Recorded data:
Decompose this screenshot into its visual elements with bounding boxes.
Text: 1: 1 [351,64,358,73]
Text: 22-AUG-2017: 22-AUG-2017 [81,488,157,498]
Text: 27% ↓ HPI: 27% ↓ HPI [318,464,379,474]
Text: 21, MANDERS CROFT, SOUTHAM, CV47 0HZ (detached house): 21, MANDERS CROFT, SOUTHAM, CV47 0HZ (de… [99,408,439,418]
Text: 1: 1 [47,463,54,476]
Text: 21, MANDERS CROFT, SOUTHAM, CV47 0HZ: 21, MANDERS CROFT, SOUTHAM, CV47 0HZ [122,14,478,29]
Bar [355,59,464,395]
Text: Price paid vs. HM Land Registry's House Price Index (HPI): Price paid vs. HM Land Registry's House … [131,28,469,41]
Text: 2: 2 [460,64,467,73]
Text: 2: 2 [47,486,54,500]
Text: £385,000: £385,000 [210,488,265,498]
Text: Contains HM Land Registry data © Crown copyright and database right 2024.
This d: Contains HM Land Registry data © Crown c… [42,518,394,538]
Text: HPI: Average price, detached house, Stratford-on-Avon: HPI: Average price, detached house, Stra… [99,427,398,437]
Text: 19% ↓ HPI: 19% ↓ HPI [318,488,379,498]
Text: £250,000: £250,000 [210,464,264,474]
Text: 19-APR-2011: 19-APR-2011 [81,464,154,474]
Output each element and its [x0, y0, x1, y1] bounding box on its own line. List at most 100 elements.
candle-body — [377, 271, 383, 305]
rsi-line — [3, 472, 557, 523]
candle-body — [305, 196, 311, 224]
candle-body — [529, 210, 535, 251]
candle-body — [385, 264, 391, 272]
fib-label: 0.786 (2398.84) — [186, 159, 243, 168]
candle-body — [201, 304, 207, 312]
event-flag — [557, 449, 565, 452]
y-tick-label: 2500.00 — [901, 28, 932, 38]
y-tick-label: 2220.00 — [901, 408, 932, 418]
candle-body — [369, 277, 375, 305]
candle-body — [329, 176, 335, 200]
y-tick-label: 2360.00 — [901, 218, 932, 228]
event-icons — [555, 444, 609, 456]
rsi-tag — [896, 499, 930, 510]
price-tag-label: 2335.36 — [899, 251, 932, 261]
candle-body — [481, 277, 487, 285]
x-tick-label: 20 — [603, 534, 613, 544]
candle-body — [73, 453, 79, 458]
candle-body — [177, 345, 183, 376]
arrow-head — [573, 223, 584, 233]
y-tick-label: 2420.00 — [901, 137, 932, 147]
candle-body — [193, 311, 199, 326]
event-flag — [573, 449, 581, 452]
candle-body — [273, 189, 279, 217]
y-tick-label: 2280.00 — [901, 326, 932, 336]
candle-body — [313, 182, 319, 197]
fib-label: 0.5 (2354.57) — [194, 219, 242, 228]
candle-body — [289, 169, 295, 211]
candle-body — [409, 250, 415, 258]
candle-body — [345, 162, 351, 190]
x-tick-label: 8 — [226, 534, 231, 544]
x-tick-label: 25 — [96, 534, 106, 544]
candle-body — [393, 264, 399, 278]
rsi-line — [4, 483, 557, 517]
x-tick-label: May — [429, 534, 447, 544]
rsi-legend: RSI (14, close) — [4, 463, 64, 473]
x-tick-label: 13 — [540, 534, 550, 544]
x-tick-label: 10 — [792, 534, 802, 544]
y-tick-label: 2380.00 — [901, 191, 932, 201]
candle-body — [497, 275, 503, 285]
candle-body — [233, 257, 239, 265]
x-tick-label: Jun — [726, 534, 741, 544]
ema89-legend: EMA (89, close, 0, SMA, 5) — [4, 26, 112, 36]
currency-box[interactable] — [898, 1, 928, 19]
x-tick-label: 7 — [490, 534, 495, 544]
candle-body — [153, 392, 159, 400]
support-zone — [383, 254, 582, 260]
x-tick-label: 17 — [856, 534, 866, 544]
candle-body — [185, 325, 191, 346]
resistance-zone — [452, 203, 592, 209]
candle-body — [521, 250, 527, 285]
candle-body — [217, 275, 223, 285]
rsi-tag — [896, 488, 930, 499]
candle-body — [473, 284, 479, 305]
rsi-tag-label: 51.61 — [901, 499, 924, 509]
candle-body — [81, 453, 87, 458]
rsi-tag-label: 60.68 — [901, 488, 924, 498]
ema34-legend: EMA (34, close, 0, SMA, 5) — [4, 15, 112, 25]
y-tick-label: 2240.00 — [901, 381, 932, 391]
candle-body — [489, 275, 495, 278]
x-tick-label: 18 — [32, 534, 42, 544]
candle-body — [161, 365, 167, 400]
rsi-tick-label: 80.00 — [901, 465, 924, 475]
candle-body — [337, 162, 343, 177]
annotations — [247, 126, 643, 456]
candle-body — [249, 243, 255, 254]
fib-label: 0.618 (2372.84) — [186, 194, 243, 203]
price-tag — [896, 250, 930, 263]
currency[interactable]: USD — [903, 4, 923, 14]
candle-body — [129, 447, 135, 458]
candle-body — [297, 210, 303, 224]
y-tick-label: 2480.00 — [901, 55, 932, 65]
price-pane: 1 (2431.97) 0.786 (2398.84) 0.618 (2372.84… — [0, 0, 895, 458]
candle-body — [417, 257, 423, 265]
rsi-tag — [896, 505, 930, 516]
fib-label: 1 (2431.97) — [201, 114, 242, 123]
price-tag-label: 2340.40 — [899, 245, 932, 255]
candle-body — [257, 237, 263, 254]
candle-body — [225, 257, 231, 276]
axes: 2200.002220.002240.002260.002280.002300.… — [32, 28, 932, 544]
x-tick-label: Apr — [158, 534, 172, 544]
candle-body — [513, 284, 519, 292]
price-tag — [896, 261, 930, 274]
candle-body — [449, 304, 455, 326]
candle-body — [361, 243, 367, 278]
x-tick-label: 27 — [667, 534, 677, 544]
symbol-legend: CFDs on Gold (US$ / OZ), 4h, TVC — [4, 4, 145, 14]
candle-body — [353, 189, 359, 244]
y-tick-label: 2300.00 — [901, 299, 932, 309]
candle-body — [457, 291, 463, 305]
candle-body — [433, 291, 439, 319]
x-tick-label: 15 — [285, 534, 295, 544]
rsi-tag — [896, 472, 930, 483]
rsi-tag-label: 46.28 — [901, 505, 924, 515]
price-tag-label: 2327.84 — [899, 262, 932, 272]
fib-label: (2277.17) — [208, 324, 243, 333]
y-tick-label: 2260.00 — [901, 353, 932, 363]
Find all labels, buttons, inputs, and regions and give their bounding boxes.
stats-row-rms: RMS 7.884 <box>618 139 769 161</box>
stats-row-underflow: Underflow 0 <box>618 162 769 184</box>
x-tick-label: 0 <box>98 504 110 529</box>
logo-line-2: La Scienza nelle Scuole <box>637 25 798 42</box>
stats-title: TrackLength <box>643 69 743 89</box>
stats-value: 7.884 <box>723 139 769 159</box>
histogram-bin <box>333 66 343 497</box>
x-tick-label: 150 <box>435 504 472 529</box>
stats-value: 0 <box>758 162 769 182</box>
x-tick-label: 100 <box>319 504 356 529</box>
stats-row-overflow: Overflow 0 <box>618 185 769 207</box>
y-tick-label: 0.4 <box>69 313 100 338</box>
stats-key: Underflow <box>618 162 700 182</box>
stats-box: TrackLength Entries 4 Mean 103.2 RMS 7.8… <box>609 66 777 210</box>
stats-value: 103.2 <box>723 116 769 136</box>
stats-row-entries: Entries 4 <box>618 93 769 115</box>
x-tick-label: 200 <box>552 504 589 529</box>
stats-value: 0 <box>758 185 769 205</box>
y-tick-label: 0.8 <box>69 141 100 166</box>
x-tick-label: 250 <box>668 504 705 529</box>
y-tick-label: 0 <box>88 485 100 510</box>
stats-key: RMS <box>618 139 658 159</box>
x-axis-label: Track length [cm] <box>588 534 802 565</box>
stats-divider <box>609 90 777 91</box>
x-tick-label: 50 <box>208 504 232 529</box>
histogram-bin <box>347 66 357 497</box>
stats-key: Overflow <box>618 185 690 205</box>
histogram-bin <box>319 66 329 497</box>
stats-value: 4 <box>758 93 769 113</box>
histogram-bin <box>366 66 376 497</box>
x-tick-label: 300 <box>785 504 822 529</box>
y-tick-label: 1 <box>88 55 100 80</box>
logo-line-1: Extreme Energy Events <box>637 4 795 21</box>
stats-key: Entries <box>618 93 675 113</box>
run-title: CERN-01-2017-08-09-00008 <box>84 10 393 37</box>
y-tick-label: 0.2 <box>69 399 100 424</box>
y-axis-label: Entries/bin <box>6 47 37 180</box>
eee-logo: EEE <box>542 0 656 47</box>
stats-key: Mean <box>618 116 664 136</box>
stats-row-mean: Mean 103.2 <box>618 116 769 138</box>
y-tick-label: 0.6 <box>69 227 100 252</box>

Exercise directions
Copy out the data unchanged, from its first line through the line containing "y-tick-label: 2500.00 — [901, 28, 932, 38]", including both.

Solved problem
Decompose this screenshot into its visual elements with bounding boxes.
Text: 1: 1 [351,64,358,73]
Text: 22-AUG-2017: 22-AUG-2017 [81,488,157,498]
Text: 27% ↓ HPI: 27% ↓ HPI [318,464,379,474]
Text: 21, MANDERS CROFT, SOUTHAM, CV47 0HZ (detached house): 21, MANDERS CROFT, SOUTHAM, CV47 0HZ (de… [99,408,439,418]
Text: 1: 1 [47,463,54,476]
Text: 21, MANDERS CROFT, SOUTHAM, CV47 0HZ: 21, MANDERS CROFT, SOUTHAM, CV47 0HZ [122,14,478,29]
Bar [355,59,464,395]
Text: Price paid vs. HM Land Registry's House Price Index (HPI): Price paid vs. HM Land Registry's House … [131,28,469,41]
Text: 2: 2 [460,64,467,73]
Text: 2: 2 [47,486,54,500]
Text: £385,000: £385,000 [210,488,265,498]
Text: Contains HM Land Registry data © Crown copyright and database right 2024.
This d: Contains HM Land Registry data © Crown c… [42,518,394,538]
Text: HPI: Average price, detached house, Stratford-on-Avon: HPI: Average price, detached house, Stra… [99,427,398,437]
Text: 19% ↓ HPI: 19% ↓ HPI [318,488,379,498]
Text: £250,000: £250,000 [210,464,264,474]
Text: 19-APR-2011: 19-APR-2011 [81,464,154,474]
Output each element and its [x0, y0, x1, y1] bounding box on its own line. List at most 100 elements.
candle-body — [377, 271, 383, 305]
rsi-line — [3, 472, 557, 523]
candle-body — [305, 196, 311, 224]
candle-body — [529, 210, 535, 251]
candle-body — [385, 264, 391, 272]
fib-label: 0.786 (2398.84) — [186, 159, 243, 168]
candle-body — [201, 304, 207, 312]
event-flag — [557, 449, 565, 452]
y-tick-label: 2500.00 — [901, 28, 932, 38]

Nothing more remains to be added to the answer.